'''

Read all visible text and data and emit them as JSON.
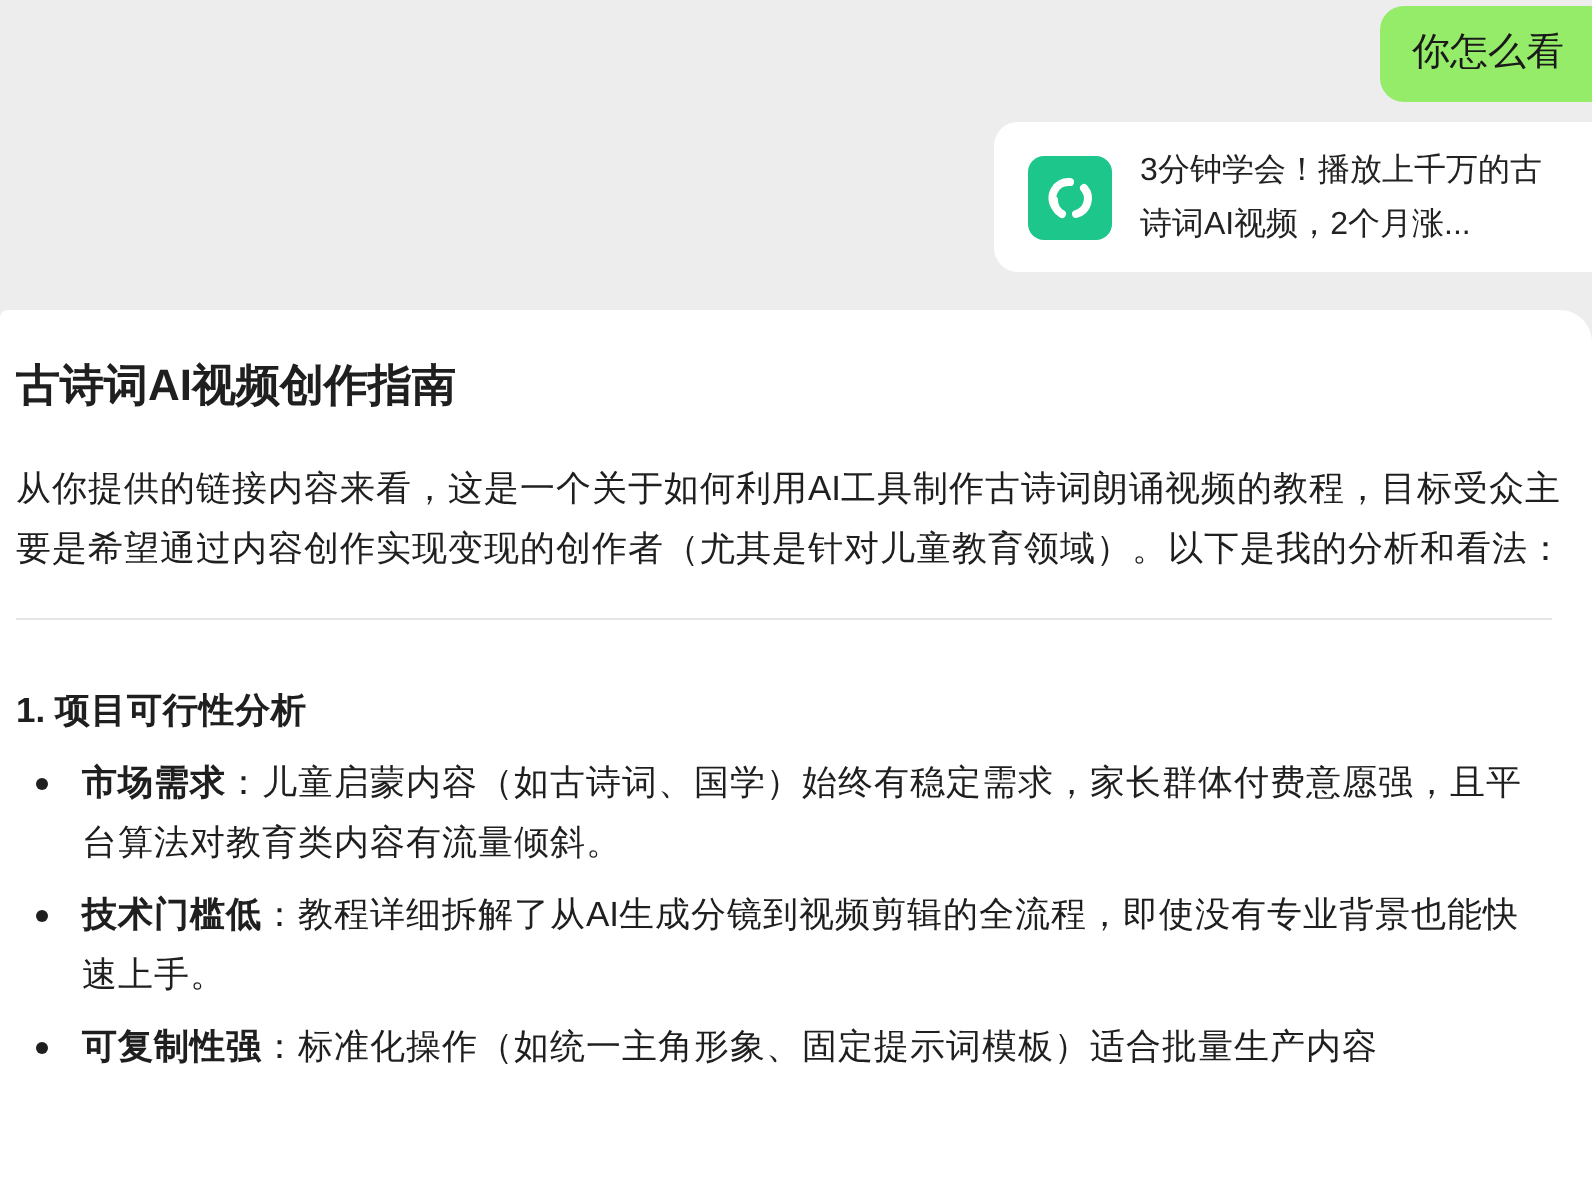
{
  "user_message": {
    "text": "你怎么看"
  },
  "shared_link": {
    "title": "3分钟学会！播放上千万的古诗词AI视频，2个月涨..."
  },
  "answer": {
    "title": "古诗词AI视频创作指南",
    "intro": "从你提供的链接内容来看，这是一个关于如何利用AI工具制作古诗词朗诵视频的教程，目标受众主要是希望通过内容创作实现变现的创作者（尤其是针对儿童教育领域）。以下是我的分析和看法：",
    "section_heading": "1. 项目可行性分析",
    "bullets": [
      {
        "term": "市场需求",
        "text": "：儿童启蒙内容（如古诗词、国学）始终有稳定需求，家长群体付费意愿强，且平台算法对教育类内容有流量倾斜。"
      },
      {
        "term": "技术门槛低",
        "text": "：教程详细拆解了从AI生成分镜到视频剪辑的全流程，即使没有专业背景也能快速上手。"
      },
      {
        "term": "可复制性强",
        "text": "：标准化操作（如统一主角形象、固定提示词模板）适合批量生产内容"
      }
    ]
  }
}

'''

> _WRITTEN INSTRUCTION_
Repeat the records above exactly, omitting every picture.

> _RESULT OF THIS EXERCISE_
Read all visible text and data and emit them as JSON.
{
  "user_message": {
    "text": "你怎么看"
  },
  "shared_link": {
    "title": "3分钟学会！播放上千万的古诗词AI视频，2个月涨..."
  },
  "answer": {
    "title": "古诗词AI视频创作指南",
    "intro": "从你提供的链接内容来看，这是一个关于如何利用AI工具制作古诗词朗诵视频的教程，目标受众主要是希望通过内容创作实现变现的创作者（尤其是针对儿童教育领域）。以下是我的分析和看法：",
    "section_heading": "1. 项目可行性分析",
    "bullets": [
      {
        "term": "市场需求",
        "text": "：儿童启蒙内容（如古诗词、国学）始终有稳定需求，家长群体付费意愿强，且平台算法对教育类内容有流量倾斜。"
      },
      {
        "term": "技术门槛低",
        "text": "：教程详细拆解了从AI生成分镜到视频剪辑的全流程，即使没有专业背景也能快速上手。"
      },
      {
        "term": "可复制性强",
        "text": "：标准化操作（如统一主角形象、固定提示词模板）适合批量生产内容"
      }
    ]
  }
}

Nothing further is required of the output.